(Excerpted text):
I agree totally on this, super read and very informative info, thanks!!!!!!!!!!!
I've got two boys thank the Lord! To be serious I hope my husband and I are guiding them to be respectful.
and we just decided not to sugar coat anything for them and to deal with each Why? as it presents its self. We present the facts and allow them to make a decision on the matter and deal with any consequence that may or may not come with it. Thanks:)
I think that the clothes that are out there are not to different from generation to generation, but I absolutely know that the self image of females and what a male may value them for in this generation is definatly a problem. Females are constantly bambarded with unrealistic role models in the media that tells them that the only thing that males are interested in or what will get a male to even look at them is what they are willing to show them up front. I have four beautiful daughters and one handsom son and I constantly remind my girls as well as my son how its not the clothes and name brands that they wear but the character they display that matters. My husband and I don't buy name brand clothes for our children matter of fact we dont even follow trends we are our own people and we are very comfortable with ourselves and we have been succesful with raising our children to be comfortable with who they are. We still have our three younger children at home with us all teen age a
One last thing. We've got to keep it real though. You said your focus is "inappropriate attire for young preteen and early teen girls," but young girls are NOT shaped the way they used to be shaped. I hear men time and time again say, "What are these girls eating?" You've got young girls looking like full grown women even in a hoodie and jeans. I think they should be able to wear fashionable clothes just like you wear your jeans and fresh white shoes (as you said in another article) but just be weary of what they put on. So I guess I agree with you in a sense. My point was sometimes a girl can't help what she's wearing. If she's filling out, it's going to show regardless, and I think fathers just cringe at the idea of their daughters getting curves.

(Data excerpts):
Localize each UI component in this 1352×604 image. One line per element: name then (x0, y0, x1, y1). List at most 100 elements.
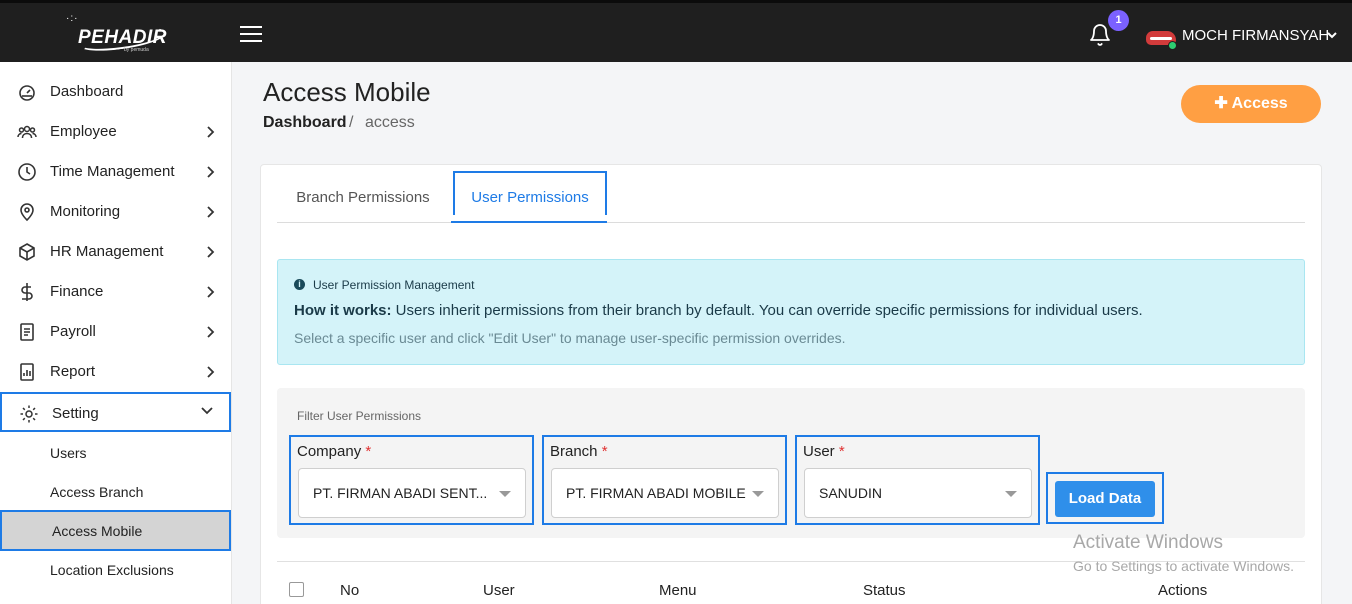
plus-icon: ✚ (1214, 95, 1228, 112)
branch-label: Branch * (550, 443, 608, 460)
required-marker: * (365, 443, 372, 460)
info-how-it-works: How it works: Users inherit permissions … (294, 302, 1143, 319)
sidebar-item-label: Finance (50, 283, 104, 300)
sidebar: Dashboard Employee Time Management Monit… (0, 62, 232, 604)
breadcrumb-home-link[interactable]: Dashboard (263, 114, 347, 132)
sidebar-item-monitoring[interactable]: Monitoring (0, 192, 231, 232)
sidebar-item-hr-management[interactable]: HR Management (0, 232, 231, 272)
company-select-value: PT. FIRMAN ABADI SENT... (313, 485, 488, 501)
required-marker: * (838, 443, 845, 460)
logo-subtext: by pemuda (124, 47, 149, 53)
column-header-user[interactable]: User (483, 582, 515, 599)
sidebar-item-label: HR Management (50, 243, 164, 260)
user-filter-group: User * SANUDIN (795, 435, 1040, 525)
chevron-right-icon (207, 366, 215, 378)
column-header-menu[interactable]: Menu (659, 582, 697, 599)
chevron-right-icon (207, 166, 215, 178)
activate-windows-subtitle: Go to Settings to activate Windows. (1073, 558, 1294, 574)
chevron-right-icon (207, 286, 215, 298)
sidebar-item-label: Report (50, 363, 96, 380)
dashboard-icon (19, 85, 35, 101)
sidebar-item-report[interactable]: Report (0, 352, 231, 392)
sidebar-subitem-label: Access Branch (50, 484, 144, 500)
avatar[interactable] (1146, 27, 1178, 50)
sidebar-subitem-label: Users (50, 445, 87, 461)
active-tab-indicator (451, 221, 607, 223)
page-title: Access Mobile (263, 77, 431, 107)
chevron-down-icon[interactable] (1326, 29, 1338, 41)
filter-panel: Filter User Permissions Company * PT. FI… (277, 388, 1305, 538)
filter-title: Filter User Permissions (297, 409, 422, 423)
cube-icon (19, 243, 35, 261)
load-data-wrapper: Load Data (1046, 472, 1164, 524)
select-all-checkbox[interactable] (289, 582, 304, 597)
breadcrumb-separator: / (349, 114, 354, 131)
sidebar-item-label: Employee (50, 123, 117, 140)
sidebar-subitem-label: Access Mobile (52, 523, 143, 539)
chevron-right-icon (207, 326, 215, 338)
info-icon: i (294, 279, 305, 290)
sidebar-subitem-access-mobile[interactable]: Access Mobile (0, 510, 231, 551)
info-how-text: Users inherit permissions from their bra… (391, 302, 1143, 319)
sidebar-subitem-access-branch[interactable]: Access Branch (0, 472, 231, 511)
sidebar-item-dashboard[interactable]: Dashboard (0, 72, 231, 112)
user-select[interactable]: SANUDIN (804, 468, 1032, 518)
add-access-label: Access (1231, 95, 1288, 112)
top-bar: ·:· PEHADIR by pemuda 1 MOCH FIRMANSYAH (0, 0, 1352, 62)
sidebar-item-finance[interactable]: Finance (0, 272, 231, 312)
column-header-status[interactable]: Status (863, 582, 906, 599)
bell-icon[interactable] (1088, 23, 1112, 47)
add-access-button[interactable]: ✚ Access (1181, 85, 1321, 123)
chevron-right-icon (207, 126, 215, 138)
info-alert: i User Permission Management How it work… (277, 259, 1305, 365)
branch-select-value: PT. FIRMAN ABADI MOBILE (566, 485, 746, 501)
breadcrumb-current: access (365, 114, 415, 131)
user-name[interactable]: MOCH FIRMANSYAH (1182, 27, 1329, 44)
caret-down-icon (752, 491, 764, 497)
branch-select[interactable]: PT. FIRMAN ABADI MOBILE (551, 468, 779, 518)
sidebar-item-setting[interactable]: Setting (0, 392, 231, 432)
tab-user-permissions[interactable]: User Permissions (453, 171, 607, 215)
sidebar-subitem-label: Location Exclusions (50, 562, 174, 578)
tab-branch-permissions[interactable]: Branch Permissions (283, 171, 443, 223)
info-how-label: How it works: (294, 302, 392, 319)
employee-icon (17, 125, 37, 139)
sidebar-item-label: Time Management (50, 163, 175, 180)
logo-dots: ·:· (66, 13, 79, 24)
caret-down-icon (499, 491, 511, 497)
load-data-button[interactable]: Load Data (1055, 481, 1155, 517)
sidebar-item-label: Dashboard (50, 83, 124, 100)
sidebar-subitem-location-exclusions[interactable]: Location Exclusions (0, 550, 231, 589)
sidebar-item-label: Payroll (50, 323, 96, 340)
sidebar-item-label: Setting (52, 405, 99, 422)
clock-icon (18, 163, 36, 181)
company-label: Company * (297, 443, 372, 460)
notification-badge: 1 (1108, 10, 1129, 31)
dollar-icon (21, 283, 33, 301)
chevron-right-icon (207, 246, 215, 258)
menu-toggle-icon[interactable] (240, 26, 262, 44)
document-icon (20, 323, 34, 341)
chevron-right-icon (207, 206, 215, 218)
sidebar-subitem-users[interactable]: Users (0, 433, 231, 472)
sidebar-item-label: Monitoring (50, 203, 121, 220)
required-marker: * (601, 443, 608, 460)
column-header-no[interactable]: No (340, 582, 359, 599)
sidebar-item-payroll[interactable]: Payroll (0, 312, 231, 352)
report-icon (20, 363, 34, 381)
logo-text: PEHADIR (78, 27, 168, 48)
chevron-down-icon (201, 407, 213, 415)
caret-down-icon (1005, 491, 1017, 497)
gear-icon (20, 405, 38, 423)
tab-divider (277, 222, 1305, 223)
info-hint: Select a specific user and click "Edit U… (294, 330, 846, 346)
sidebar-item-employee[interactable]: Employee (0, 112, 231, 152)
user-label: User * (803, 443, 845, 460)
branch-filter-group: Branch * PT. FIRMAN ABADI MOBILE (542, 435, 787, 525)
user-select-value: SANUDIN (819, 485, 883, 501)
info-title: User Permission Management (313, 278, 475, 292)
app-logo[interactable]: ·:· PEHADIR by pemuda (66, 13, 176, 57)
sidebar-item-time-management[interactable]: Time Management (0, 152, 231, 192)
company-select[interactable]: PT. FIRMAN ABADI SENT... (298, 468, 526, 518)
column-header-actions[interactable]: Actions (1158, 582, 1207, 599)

...

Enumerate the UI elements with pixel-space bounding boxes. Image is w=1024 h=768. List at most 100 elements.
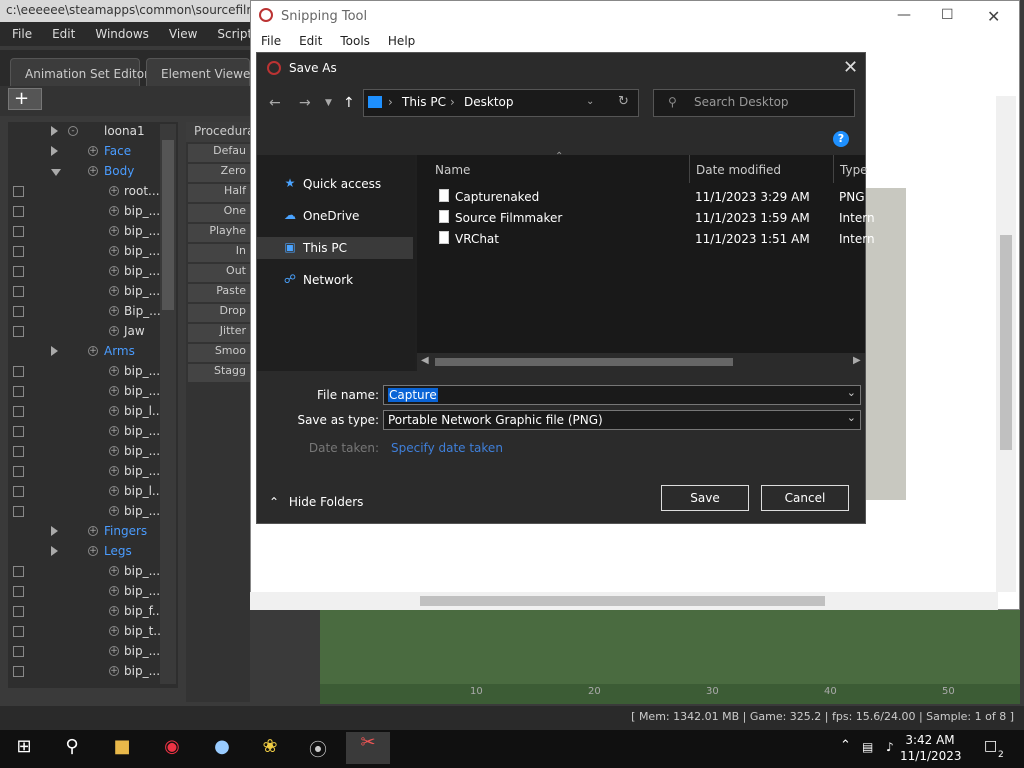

(Written request A):
In the comments on parenting and girls' clothing, how many daughters does the writer who avoids name-brand clothes have?
(Written request B):
Copy the stretch of the comments on parenting and girls' clothing from "I agree totally" through "to be respectful.".
(Written request C):
Write what follows the comments on parenting and girls' clothing, starting after their final sentence.

(Task response A):
Four.

(Task response B):
I agree totally on this, super read and very informative info, thanks!!!!!!!!!!!
I've got two boys thank the Lord! To be serious I hope my husband and I are guiding them to be respectful.

(Task response C):
No, I got where your focus was going, but I was just saying that sometimes an outfit may not look inappropriate on a young girl shaped a certain way. I could walk into a high school right now and some of these girls' shapes would make me feel like a tomboy. However, I'm not going to say that it's all the guys' faults. A young girl knows good and well what she's wearing when she wears it. If she's wearing Apple Bottom jeans, she's not shy about her butt. If she's wearing a girl jersey, she's not shy about her hips. We can take this back to Rudy from "The Cosby Show" getting mad that she didn't have breasts, and her friend showed up at the door wearing a shirt that would make them more than obvious. There were girls at my elementary school who would purposely make sure their bra straps were showing so boys would look. I feel you. If I had a daughter, I'd watch what she wore too. I'd pay more attention to what's going on in her brain though.
Wow, thanks for reading and commenting, good stuff you guys...mwtsaginaw...parochial school,,,been there done that...I could tell ya stories :0, I believe that every problem has multiple causes...in this case parents, media and community members shoulder some blame...
shamontiel you are correct it is their body, I hope I didn't imply otherwise...but too often I hear young girls complaining about males not respecting their opinions, and part of the problem is that too many times they dress up the outside and make it all sexy, and the type of guy who is drawn to that cares very little about what she thinks. I also agree that the body type has a lot to do with it...but my focus for this piece was mainly on the inappropriate attire for young preteen and early teen girls.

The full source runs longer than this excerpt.